(Data records)
----------
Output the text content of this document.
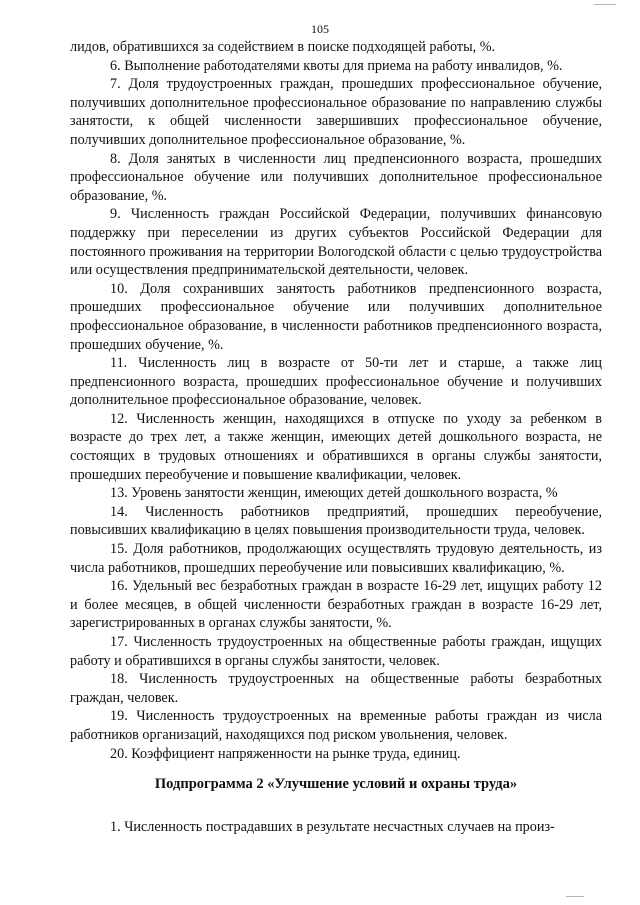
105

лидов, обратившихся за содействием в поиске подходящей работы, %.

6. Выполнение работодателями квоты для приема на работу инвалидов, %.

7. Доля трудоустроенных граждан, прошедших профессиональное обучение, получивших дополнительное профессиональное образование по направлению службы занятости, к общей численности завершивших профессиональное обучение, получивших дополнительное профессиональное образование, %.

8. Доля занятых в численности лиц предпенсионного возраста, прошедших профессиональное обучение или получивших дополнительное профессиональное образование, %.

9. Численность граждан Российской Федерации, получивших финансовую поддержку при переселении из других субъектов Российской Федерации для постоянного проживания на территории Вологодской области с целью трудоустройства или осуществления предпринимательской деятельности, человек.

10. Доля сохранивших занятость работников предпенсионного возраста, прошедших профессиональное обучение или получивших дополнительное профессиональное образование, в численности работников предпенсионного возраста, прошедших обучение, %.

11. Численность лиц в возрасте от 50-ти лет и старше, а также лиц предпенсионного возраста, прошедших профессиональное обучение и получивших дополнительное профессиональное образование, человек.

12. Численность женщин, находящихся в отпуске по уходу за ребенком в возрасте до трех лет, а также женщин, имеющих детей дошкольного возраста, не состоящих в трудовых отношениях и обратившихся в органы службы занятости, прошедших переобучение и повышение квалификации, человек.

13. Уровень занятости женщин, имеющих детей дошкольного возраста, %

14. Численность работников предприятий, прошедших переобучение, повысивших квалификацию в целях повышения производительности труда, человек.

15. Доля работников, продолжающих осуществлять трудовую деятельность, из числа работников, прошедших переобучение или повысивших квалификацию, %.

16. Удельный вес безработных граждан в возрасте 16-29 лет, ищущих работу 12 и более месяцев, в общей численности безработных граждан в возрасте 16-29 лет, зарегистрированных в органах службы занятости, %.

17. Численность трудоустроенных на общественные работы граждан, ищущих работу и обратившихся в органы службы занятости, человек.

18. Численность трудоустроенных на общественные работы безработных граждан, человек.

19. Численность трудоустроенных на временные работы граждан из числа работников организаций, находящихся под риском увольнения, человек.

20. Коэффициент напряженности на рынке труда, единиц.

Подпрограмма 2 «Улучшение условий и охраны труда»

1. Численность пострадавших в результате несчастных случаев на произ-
----------
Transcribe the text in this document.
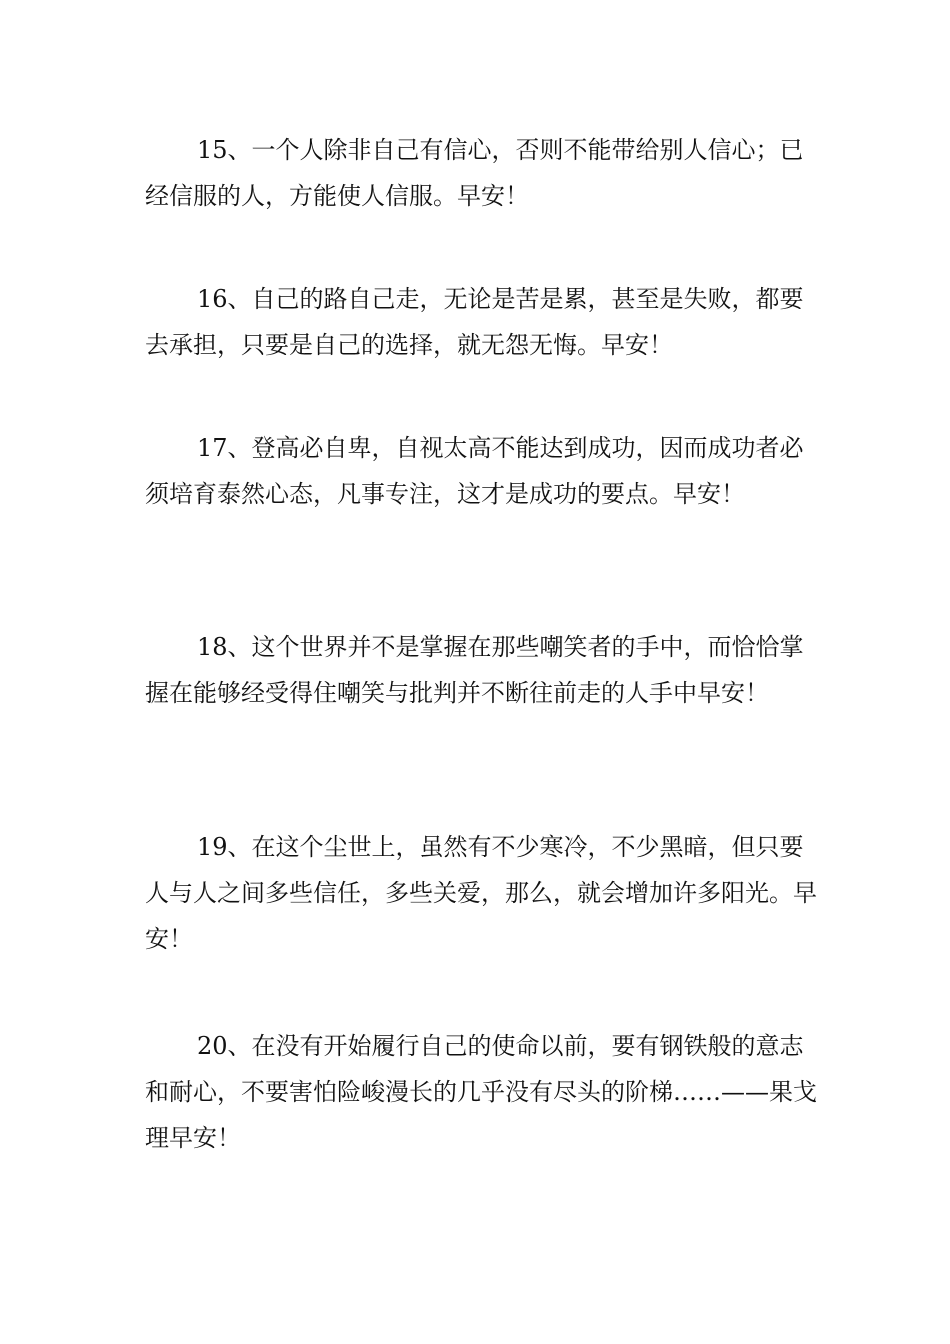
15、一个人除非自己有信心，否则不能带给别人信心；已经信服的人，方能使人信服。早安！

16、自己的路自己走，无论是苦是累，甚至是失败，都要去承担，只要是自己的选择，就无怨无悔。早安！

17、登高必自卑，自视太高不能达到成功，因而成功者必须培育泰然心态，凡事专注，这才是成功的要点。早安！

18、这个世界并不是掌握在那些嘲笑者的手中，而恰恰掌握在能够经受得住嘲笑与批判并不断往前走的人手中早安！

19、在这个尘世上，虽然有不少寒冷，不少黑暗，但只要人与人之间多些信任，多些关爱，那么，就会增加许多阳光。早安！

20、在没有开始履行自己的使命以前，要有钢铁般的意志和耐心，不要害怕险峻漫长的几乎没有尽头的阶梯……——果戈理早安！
----------
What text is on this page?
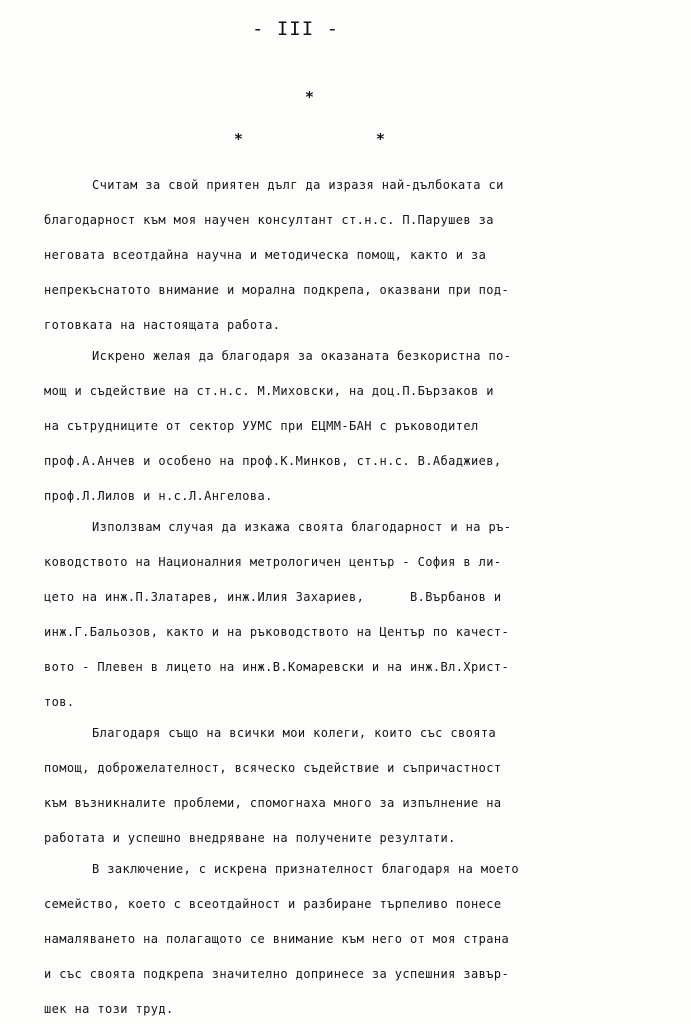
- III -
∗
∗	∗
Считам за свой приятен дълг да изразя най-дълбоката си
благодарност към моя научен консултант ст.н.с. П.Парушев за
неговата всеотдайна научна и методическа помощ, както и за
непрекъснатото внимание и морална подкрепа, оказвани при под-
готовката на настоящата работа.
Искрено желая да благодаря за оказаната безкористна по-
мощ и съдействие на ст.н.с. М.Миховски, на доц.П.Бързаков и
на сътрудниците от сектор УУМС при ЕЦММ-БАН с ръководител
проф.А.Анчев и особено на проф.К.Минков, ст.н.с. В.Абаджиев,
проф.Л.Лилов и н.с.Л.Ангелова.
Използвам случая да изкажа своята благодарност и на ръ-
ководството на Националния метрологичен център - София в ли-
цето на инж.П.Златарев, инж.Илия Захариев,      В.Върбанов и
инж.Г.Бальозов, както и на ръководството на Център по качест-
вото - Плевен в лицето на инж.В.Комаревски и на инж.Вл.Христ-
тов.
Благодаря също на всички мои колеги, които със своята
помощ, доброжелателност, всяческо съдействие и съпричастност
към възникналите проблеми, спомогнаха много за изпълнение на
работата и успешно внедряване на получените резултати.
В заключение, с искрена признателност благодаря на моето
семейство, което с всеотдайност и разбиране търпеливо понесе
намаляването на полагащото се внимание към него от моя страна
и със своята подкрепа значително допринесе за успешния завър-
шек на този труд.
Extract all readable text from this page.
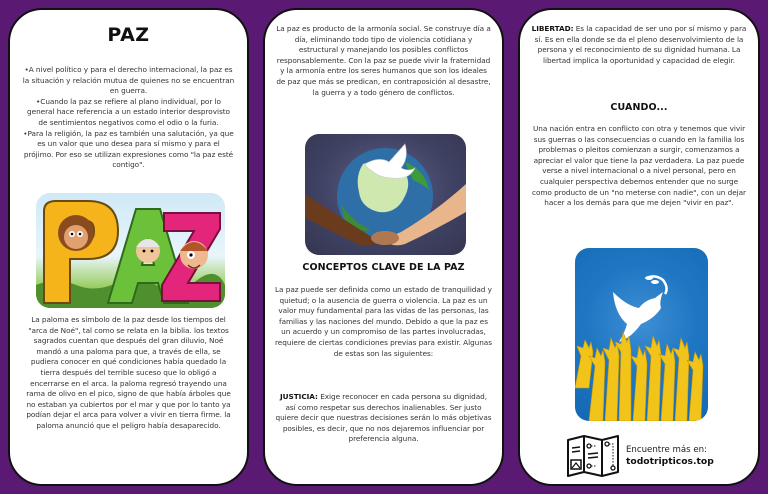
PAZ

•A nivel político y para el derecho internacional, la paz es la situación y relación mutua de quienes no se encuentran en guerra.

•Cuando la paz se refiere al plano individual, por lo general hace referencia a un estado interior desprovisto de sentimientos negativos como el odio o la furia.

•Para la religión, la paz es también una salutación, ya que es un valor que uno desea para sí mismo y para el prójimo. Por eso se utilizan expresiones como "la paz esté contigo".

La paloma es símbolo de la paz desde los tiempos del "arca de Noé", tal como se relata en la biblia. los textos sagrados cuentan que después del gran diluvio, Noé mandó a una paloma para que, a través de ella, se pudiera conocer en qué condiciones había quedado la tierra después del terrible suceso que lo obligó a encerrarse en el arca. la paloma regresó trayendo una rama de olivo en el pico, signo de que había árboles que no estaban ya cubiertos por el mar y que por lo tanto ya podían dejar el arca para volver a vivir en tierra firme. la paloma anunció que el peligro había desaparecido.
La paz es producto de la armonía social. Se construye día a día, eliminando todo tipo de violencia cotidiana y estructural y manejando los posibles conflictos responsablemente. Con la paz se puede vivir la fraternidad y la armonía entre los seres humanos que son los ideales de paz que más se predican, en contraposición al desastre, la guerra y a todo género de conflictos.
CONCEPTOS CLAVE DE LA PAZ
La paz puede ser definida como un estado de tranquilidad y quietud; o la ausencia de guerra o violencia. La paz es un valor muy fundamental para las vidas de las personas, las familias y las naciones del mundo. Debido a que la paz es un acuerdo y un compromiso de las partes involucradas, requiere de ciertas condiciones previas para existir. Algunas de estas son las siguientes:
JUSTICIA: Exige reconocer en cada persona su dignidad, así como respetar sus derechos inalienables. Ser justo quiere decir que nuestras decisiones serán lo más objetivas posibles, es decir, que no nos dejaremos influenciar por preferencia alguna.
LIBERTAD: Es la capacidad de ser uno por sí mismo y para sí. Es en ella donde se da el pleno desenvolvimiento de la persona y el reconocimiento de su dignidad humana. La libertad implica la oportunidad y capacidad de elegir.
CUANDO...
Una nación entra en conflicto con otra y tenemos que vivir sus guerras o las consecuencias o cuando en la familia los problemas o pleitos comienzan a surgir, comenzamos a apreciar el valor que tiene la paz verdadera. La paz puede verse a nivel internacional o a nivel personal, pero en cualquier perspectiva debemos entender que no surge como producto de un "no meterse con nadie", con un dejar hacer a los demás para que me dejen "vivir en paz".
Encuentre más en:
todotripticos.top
----------
YOUR OBJECTIVE
Report all lines of the material that contain the word "находящихся".

ANSWER TO THIS EXERCISE
12. Численность женщин, находящихся в отпуске по уходу за ребенком в возрасте до трех лет, а также женщин, имеющих детей дошкольного возраста, не состоящих в трудовых отношениях и обратившихся в органы службы занятости, прошедших переобучение и повышение квалификации, человек.
19. Численность трудоустроенных на временные работы граждан из числа работников организаций, находящихся под риском увольнения, человек.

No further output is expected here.